===== Data lines =====

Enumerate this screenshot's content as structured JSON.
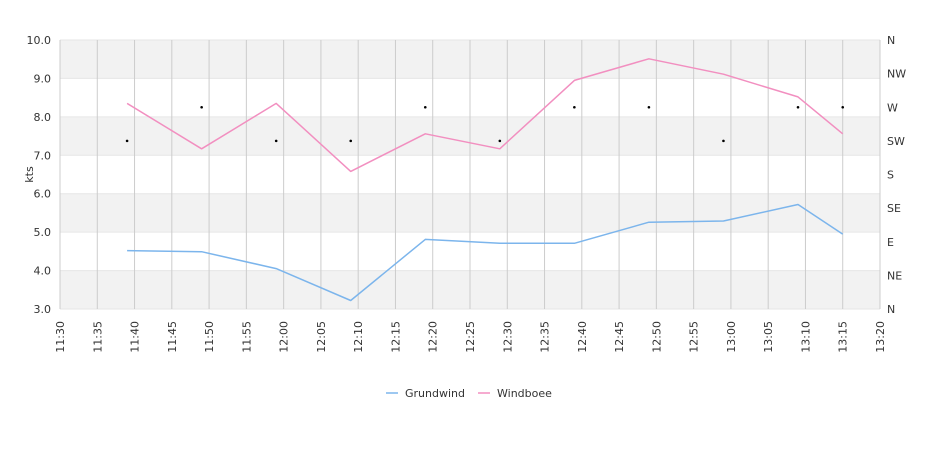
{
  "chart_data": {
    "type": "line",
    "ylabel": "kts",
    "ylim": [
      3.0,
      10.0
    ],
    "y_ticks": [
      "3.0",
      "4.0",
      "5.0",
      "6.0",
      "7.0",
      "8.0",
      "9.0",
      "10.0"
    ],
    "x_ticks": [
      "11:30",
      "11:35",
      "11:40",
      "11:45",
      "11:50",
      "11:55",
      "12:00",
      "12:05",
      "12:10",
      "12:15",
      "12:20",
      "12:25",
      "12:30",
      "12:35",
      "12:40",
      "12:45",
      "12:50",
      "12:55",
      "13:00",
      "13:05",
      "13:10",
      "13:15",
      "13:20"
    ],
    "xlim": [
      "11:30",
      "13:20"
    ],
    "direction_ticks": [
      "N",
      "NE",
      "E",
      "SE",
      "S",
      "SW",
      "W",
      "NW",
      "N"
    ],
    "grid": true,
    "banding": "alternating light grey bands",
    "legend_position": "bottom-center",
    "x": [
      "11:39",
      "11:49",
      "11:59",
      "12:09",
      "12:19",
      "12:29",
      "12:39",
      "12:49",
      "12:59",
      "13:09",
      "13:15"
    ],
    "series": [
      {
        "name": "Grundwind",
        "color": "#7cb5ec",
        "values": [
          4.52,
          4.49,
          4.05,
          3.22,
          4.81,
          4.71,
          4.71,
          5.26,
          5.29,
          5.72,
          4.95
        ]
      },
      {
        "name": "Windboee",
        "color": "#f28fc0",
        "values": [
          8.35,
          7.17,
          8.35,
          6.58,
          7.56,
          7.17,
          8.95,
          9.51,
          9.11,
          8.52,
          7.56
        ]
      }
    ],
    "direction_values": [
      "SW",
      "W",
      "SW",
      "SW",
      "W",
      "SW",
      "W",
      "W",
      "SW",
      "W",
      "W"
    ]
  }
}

=====
===== Data lines =====

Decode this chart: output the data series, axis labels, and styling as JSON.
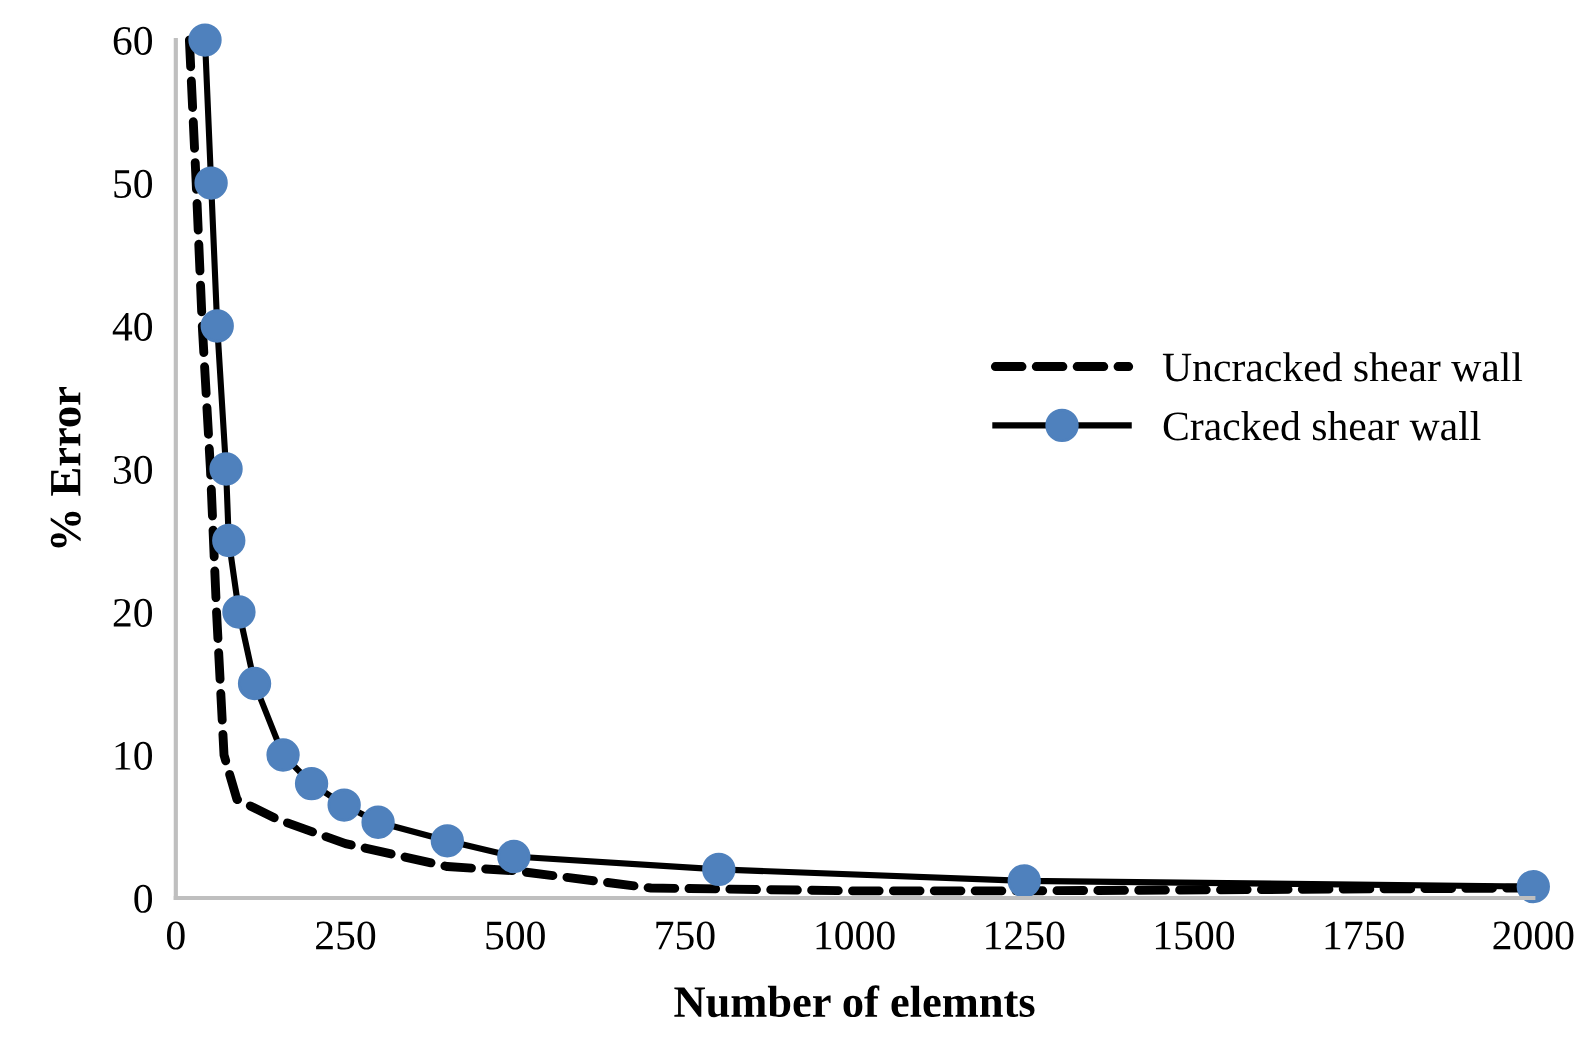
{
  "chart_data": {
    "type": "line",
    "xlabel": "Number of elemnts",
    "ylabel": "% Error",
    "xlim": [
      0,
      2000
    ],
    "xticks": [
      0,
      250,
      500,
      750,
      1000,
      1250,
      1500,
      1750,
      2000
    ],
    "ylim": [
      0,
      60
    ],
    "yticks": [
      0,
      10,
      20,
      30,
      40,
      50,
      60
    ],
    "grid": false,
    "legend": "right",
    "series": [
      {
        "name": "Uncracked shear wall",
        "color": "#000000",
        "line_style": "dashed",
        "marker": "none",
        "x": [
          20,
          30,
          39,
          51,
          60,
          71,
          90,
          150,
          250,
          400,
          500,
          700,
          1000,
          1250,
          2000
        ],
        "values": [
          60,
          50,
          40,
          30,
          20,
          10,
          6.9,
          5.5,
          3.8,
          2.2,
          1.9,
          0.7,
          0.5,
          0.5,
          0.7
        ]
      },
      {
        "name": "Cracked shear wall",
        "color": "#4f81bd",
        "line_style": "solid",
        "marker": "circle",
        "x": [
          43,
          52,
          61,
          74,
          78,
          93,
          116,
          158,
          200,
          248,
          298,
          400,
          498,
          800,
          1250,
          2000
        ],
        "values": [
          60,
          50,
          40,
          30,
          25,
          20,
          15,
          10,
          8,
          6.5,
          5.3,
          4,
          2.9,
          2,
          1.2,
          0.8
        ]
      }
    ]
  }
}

=====

* _Short exercise_:
Among the lines above, count those containing the word "shear" and give nothing but the result.

* _Exercise response_:
2